Dataset entries:
>>>>
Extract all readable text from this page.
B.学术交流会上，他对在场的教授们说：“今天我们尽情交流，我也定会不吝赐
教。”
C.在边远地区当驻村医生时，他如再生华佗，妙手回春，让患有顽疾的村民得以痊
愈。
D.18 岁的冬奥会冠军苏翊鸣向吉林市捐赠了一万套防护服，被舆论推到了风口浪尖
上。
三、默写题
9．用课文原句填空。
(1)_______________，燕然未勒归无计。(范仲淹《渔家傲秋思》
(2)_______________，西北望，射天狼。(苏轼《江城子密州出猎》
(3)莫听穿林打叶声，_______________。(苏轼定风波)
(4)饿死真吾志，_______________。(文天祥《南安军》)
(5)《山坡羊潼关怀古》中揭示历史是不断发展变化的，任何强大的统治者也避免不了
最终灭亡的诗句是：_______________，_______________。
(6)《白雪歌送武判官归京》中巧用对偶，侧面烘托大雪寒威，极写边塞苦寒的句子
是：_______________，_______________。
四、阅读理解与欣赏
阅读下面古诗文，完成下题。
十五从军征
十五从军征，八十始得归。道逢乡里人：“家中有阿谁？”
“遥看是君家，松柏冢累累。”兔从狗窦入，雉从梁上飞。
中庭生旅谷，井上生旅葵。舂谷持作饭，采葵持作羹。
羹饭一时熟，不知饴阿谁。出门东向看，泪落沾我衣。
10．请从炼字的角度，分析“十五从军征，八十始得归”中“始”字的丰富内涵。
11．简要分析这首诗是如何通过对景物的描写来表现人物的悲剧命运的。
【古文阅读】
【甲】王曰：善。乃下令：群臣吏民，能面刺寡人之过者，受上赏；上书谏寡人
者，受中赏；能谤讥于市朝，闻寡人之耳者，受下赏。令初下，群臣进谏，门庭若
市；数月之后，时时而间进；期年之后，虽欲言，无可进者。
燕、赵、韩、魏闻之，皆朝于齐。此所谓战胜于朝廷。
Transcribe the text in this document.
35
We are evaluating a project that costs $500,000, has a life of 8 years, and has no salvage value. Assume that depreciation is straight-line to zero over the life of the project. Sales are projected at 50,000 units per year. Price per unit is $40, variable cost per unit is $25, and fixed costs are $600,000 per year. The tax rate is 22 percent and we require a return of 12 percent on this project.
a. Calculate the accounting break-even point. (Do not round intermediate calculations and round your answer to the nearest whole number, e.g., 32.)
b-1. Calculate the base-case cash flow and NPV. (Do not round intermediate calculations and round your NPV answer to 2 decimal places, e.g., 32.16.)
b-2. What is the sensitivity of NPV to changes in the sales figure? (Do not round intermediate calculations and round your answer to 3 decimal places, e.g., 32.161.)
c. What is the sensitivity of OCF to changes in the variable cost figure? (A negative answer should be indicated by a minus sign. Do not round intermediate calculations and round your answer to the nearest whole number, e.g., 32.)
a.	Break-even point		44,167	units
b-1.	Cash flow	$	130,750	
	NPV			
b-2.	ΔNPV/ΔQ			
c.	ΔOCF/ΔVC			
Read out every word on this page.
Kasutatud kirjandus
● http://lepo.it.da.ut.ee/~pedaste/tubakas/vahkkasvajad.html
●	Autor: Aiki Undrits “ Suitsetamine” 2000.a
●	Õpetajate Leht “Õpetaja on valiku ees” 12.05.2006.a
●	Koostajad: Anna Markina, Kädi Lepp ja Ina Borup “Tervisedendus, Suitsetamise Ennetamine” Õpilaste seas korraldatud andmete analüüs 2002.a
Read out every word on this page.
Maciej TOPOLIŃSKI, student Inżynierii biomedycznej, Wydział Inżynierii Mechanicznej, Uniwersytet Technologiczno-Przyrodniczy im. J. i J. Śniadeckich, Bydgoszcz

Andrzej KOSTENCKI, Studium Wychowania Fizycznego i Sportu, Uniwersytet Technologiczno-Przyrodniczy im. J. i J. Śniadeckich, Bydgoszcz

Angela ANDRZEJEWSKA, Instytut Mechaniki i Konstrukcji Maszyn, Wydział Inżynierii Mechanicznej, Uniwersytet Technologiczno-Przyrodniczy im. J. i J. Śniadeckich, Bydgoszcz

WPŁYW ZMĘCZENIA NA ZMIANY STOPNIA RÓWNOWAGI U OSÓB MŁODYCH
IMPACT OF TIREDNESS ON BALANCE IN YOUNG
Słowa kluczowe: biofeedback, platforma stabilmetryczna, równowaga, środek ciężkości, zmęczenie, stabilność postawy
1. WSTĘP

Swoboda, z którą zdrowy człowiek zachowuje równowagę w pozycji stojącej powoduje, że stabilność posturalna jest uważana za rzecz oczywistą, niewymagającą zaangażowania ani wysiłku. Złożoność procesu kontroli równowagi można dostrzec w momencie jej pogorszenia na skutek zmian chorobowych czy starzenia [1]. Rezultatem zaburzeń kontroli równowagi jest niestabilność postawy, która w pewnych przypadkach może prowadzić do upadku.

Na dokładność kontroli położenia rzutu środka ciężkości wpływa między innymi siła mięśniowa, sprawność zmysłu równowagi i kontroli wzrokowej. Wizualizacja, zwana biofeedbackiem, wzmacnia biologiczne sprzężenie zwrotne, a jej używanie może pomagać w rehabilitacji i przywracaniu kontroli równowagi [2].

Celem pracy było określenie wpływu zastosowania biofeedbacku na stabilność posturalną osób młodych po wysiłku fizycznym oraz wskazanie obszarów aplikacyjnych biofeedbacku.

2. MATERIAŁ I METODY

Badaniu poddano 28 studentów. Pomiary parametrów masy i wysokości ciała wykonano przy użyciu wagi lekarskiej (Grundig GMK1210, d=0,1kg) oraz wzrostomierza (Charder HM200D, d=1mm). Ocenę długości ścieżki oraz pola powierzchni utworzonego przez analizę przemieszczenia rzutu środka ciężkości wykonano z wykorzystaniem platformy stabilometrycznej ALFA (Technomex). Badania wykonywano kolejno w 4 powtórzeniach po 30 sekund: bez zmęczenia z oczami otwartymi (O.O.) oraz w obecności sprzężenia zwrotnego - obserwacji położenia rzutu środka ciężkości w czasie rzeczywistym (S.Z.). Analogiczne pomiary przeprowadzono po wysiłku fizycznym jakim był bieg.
<<<<
# The problem
Write out every line exactly as it stands.

# Response to the task
Extract all readable text from this page.
B.学术交流会上，他对在场的教授们说：“今天我们尽情交流，我也定会不吝赐
教。”
C.在边远地区当驻村医生时，他如再生华佗，妙手回春，让患有顽疾的村民得以痊
愈。
D.18 岁的冬奥会冠军苏翊鸣向吉林市捐赠了一万套防护服，被舆论推到了风口浪尖
上。
三、默写题
9．用课文原句填空。
(1)_______________，燕然未勒归无计。(范仲淹《渔家傲秋思》
(2)_______________，西北望，射天狼。(苏轼《江城子密州出猎》
(3)莫听穿林打叶声，_______________。(苏轼定风波)
(4)饿死真吾志，_______________。(文天祥《南安军》)
(5)《山坡羊潼关怀古》中揭示历史是不断发展变化的，任何强大的统治者也避免不了
最终灭亡的诗句是：_______________，_______________。
(6)《白雪歌送武判官归京》中巧用对偶，侧面烘托大雪寒威，极写边塞苦寒的句子
是：_______________，_______________。
四、阅读理解与欣赏
阅读下面古诗文，完成下题。
十五从军征
十五从军征，八十始得归。道逢乡里人：“家中有阿谁？”
“遥看是君家，松柏冢累累。”兔从狗窦入，雉从梁上飞。
中庭生旅谷，井上生旅葵。舂谷持作饭，采葵持作羹。
羹饭一时熟，不知饴阿谁。出门东向看，泪落沾我衣。
10．请从炼字的角度，分析“十五从军征，八十始得归”中“始”字的丰富内涵。
11．简要分析这首诗是如何通过对景物的描写来表现人物的悲剧命运的。
【古文阅读】
【甲】王曰：善。乃下令：群臣吏民，能面刺寡人之过者，受上赏；上书谏寡人
者，受中赏；能谤讥于市朝，闻寡人之耳者，受下赏。令初下，群臣进谏，门庭若
市；数月之后，时时而间进；期年之后，虽欲言，无可进者。
燕、赵、韩、魏闻之，皆朝于齐。此所谓战胜于朝廷。
Transcribe the text in this document.
35
We are evaluating a project that costs $500,000, has a life of 8 years, and has no salvage value. Assume that depreciation is straight-line to zero over the life of the project. Sales are projected at 50,000 units per year. Price per unit is $40, variable cost per unit is $25, and fixed costs are $600,000 per year. The tax rate is 22 percent and we require a return of 12 percent on this project.
a. Calculate the accounting break-even point. (Do not round intermediate calculations and round your answer to the nearest whole number, e.g., 32.)
b-1. Calculate the base-case cash flow and NPV. (Do not round intermediate calculations and round your NPV answer to 2 decimal places, e.g., 32.16.)
b-2. What is the sensitivity of NPV to changes in the sales figure? (Do not round intermediate calculations and round your answer to 3 decimal places, e.g., 32.161.)
c. What is the sensitivity of OCF to changes in the variable cost figure? (A negative answer should be indicated by a minus sign. Do not round intermediate calculations and round your answer to the nearest whole number, e.g., 32.)
a.	Break-even point		44,167	units
b-1.	Cash flow	$	130,750	
	NPV			
b-2.	ΔNPV/ΔQ			
c.	ΔOCF/ΔVC			
Read out every word on this page.
Kasutatud kirjandus
● http://lepo.it.da.ut.ee/~pedaste/tubakas/vahkkasvajad.html
●	Autor: Aiki Undrits “ Suitsetamine” 2000.a
●	Õpetajate Leht “Õpetaja on valiku ees” 12.05.2006.a
●	Koostajad: Anna Markina, Kädi Lepp ja Ina Borup “Tervisedendus, Suitsetamise Ennetamine” Õpilaste seas korraldatud andmete analüüs 2002.a
Read out every word on this page.
Maciej TOPOLIŃSKI, student Inżynierii biomedycznej, Wydział Inżynierii Mechanicznej, Uniwersytet Technologiczno-Przyrodniczy im. J. i J. Śniadeckich, Bydgoszcz

Andrzej KOSTENCKI, Studium Wychowania Fizycznego i Sportu, Uniwersytet Technologiczno-Przyrodniczy im. J. i J. Śniadeckich, Bydgoszcz

Angela ANDRZEJEWSKA, Instytut Mechaniki i Konstrukcji Maszyn, Wydział Inżynierii Mechanicznej, Uniwersytet Technologiczno-Przyrodniczy im. J. i J. Śniadeckich, Bydgoszcz

WPŁYW ZMĘCZENIA NA ZMIANY STOPNIA RÓWNOWAGI U OSÓB MŁODYCH
IMPACT OF TIREDNESS ON BALANCE IN YOUNG
Słowa kluczowe: biofeedback, platforma stabilmetryczna, równowaga, środek ciężkości, zmęczenie, stabilność postawy
1. WSTĘP

Swoboda, z którą zdrowy człowiek zachowuje równowagę w pozycji stojącej powoduje, że stabilność posturalna jest uważana za rzecz oczywistą, niewymagającą zaangażowania ani wysiłku. Złożoność procesu kontroli równowagi można dostrzec w momencie jej pogorszenia na skutek zmian chorobowych czy starzenia [1]. Rezultatem zaburzeń kontroli równowagi jest niestabilność postawy, która w pewnych przypadkach może prowadzić do upadku.

Na dokładność kontroli położenia rzutu środka ciężkości wpływa między innymi siła mięśniowa, sprawność zmysłu równowagi i kontroli wzrokowej. Wizualizacja, zwana biofeedbackiem, wzmacnia biologiczne sprzężenie zwrotne, a jej używanie może pomagać w rehabilitacji i przywracaniu kontroli równowagi [2].

Celem pracy było określenie wpływu zastosowania biofeedbacku na stabilność posturalną osób młodych po wysiłku fizycznym oraz wskazanie obszarów aplikacyjnych biofeedbacku.

2. MATERIAŁ I METODY

Badaniu poddano 28 studentów. Pomiary parametrów masy i wysokości ciała wykonano przy użyciu wagi lekarskiej (Grundig GMK1210, d=0,1kg) oraz wzrostomierza (Charder HM200D, d=1mm). Ocenę długości ścieżki oraz pola powierzchni utworzonego przez analizę przemieszczenia rzutu środka ciężkości wykonano z wykorzystaniem platformy stabilometrycznej ALFA (Technomex). Badania wykonywano kolejno w 4 powtórzeniach po 30 sekund: bez zmęczenia z oczami otwartymi (O.O.) oraz w obecności sprzężenia zwrotnego - obserwacji położenia rzutu środka ciężkości w czasie rzeczywistym (S.Z.). Analogiczne pomiary przeprowadzono po wysiłku fizycznym jakim był bieg.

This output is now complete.